MATERIAL FOR THIS TASK:
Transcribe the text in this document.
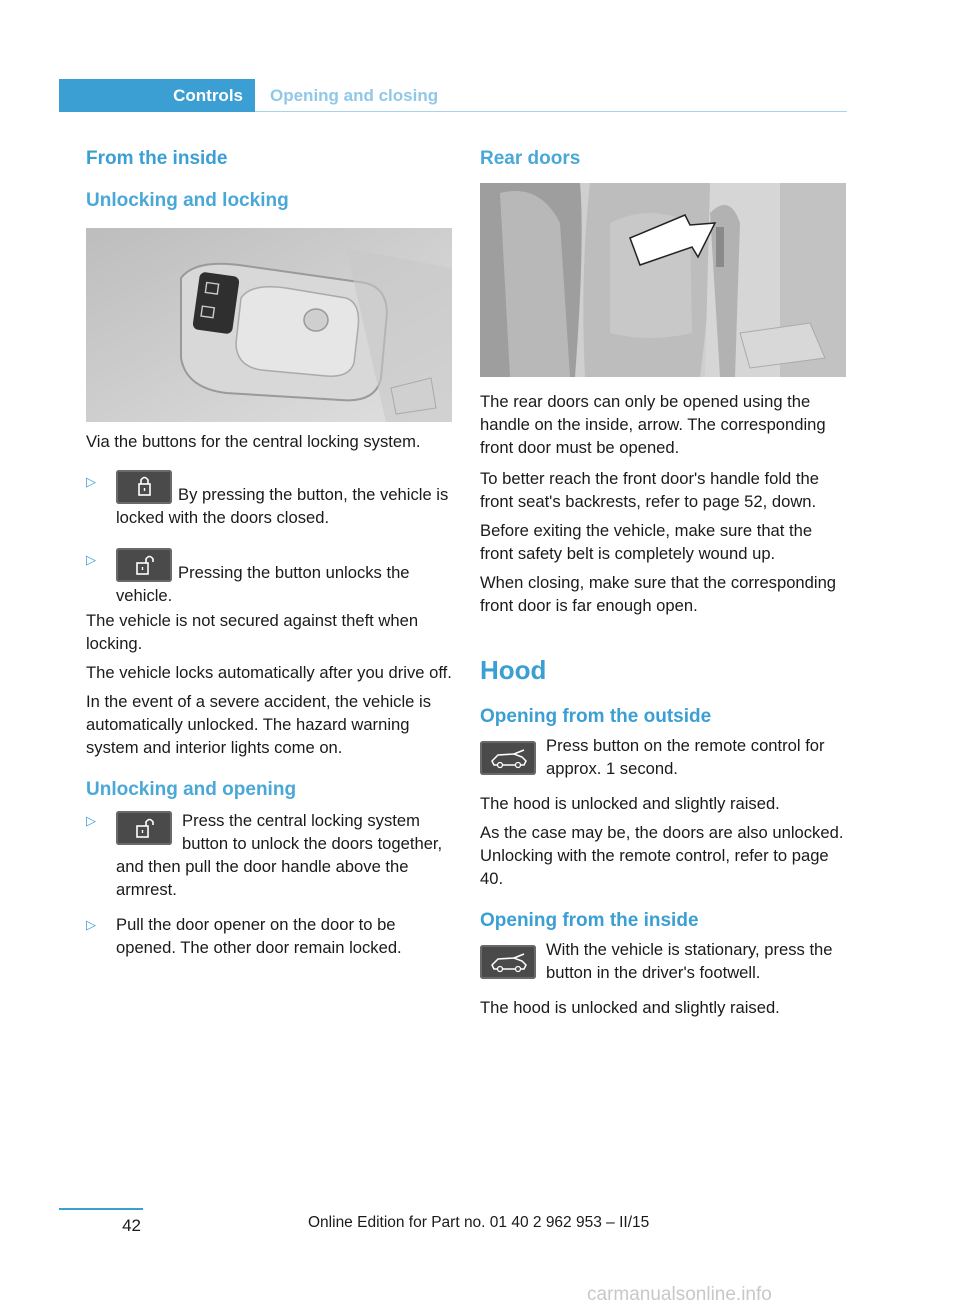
Controls Opening and closing
From the inside
Unlocking and locking

Via the buttons for the central locking system.

▷
By pressing the button, the vehicle is locked with the doors closed.
▷
Pressing the button unlocks the vehicle.

The vehicle is not secured against theft when locking.

The vehicle locks automatically after you drive off.

In the event of a severe accident, the vehicle is automatically unlocked. The hazard warning system and interior lights come on.

Unlocking and opening
▷	Press the central locking system button to unlock the doors together, and then pull the door handle above the armrest.
▷ Pull the door opener on the door to be opened. The other door remain locked.
Rear doors

The rear doors can only be opened using the handle on the inside, arrow. The corresponding front door must be opened.

To better reach the front door's handle fold the front seat's backrests, refer to page 52, down.

Before exiting the vehicle, make sure that the front safety belt is completely wound up.

When closing, make sure that the corresponding front door is far enough open.

Hood
Opening from the outside

Press button on the remote control for approx. 1 second.

The hood is unlocked and slightly raised.

As the case may be, the doors are also unlocked. Unlocking with the remote control, refer to page 40.

Opening from the inside

With the vehicle is stationary, press the button in the driver's footwell.

The hood is unlocked and slightly raised.

42	Online Edition for Part no. 01 40 2 962 953 – II/15
carmanualsonline.info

GOAL OF THE EXERCISE:
Wherever the word "system" occurs in a line of the listing, copy that line.

PROBLEM SOLUTION:
Via the buttons for the central locking system.
In the event of a severe accident, the vehicle is automatically unlocked. The hazard warning system and interior lights come on.
▷	Press the central locking system button to unlock the doors together, and then pull the door handle above the armrest.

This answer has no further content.